:: Requirements ::
Return only this: the line with "Output a JSON" and all the lines that follow it below, through the final one, exactly as they are.
☆ ☆ ☆ ☆ ☆ ☆ ☆
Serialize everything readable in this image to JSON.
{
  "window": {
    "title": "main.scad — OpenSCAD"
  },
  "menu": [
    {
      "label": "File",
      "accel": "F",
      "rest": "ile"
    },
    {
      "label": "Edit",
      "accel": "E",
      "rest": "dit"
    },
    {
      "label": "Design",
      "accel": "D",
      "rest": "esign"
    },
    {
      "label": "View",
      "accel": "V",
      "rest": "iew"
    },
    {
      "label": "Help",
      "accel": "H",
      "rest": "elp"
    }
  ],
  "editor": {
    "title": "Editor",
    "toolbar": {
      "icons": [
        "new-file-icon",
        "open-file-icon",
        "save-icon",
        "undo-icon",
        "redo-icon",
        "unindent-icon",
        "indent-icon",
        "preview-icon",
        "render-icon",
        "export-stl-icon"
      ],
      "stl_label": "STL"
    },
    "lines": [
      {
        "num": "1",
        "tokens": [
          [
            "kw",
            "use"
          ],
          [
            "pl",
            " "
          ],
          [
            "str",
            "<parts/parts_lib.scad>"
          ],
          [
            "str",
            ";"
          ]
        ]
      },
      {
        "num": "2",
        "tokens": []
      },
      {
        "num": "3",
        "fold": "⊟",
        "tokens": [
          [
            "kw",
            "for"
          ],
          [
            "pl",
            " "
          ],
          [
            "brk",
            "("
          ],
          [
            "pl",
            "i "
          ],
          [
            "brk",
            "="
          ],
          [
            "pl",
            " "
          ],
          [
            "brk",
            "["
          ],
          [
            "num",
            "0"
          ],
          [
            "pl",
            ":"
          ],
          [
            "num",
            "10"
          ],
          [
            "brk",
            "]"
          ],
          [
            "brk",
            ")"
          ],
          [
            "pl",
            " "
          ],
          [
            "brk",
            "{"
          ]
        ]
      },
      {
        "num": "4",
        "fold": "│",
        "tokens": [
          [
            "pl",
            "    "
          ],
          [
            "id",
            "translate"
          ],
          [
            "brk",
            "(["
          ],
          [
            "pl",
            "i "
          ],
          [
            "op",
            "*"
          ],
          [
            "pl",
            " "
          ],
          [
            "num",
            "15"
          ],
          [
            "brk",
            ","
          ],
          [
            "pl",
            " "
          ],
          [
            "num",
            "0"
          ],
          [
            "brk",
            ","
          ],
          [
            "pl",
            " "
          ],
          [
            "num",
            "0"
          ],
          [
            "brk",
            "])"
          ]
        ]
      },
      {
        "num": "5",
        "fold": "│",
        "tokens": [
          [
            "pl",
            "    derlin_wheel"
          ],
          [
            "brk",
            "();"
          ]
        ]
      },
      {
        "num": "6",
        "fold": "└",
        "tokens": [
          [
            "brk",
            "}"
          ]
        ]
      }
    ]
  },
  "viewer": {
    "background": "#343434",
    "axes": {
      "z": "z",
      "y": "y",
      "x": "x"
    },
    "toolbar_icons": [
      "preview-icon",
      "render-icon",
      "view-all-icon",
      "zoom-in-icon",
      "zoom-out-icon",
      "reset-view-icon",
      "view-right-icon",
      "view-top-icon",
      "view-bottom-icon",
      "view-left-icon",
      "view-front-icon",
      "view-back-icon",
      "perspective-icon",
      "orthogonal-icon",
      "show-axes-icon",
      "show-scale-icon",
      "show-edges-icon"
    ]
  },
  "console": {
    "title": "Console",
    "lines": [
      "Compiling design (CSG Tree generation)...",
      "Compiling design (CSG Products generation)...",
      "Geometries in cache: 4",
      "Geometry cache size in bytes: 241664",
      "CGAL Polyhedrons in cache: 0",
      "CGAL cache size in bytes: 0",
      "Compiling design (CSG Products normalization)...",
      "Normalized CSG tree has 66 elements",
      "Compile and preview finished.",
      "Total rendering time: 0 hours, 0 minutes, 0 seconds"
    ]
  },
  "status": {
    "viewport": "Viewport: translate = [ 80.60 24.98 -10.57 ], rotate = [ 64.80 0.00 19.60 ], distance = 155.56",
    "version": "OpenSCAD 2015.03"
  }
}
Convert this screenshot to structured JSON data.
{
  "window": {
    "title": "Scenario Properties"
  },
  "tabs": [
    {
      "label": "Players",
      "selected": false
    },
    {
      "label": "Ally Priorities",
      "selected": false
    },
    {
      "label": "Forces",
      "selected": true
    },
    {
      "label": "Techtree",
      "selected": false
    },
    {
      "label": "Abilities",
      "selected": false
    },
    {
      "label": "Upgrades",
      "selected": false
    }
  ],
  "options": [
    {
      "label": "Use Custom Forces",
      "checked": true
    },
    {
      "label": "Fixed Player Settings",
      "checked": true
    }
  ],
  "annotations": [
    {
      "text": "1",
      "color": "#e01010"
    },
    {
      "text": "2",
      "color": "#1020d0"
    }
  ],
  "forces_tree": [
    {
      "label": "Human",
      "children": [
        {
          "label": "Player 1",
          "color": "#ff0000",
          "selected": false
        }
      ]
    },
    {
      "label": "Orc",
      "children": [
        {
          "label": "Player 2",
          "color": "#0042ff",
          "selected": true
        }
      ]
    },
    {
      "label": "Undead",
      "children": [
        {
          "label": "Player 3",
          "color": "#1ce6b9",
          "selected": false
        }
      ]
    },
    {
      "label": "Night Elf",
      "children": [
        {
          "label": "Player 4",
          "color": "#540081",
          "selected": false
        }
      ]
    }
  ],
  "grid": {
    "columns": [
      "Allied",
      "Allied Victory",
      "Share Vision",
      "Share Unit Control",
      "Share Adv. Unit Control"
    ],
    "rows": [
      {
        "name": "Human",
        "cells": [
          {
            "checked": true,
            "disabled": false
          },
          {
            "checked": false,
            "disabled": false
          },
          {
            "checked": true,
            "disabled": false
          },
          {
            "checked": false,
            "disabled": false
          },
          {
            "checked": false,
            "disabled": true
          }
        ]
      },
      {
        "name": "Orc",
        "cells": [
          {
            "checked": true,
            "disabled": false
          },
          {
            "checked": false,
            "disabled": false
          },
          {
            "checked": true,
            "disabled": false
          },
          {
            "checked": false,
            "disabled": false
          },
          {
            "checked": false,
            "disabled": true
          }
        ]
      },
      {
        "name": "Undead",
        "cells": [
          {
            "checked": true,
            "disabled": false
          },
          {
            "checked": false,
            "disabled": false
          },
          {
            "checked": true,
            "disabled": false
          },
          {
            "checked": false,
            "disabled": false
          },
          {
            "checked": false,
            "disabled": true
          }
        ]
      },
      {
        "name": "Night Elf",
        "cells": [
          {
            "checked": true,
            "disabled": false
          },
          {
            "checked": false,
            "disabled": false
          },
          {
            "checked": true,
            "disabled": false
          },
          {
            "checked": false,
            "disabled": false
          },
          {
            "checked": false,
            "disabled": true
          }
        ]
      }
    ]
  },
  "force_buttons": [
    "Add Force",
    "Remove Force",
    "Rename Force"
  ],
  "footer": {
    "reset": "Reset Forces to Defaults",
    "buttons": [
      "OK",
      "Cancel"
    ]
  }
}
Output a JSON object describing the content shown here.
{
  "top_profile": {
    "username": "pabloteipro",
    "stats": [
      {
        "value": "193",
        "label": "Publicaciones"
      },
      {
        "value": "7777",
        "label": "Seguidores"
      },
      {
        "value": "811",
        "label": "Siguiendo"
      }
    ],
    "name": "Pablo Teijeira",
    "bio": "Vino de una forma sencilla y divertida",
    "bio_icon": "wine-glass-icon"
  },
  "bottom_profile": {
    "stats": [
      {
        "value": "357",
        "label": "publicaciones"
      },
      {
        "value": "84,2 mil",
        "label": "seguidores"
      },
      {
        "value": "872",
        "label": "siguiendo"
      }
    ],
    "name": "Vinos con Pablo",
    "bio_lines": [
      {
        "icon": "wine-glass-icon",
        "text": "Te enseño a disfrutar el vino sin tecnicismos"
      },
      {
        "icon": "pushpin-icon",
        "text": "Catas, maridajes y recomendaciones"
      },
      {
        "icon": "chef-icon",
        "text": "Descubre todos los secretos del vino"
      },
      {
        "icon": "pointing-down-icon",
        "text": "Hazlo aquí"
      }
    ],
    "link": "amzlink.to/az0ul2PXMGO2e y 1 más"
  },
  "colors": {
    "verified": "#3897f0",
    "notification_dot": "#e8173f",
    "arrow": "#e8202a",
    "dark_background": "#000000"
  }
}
☆ ☆ ☆ ☆ ☆ ☆ ☆
:: Final result ::
Output a JSON object describing the content shown here.
{
  "top_profile": {
    "username": "pabloteipro",
    "stats": [
      {
        "value": "193",
        "label": "Publicaciones"
      },
      {
        "value": "7777",
        "label": "Seguidores"
      },
      {
        "value": "811",
        "label": "Siguiendo"
      }
    ],
    "name": "Pablo Teijeira",
    "bio": "Vino de una forma sencilla y divertida",
    "bio_icon": "wine-glass-icon"
  },
  "bottom_profile": {
    "stats": [
      {
        "value": "357",
        "label": "publicaciones"
      },
      {
        "value": "84,2 mil",
        "label": "seguidores"
      },
      {
        "value": "872",
        "label": "siguiendo"
      }
    ],
    "name": "Vinos con Pablo",
    "bio_lines": [
      {
        "icon": "wine-glass-icon",
        "text": "Te enseño a disfrutar el vino sin tecnicismos"
      },
      {
        "icon": "pushpin-icon",
        "text": "Catas, maridajes y recomendaciones"
      },
      {
        "icon": "chef-icon",
        "text": "Descubre todos los secretos del vino"
      },
      {
        "icon": "pointing-down-icon",
        "text": "Hazlo aquí"
      }
    ],
    "link": "amzlink.to/az0ul2PXMGO2e y 1 más"
  },
  "colors": {
    "verified": "#3897f0",
    "notification_dot": "#e8173f",
    "arrow": "#e8202a",
    "dark_background": "#000000"
  }
}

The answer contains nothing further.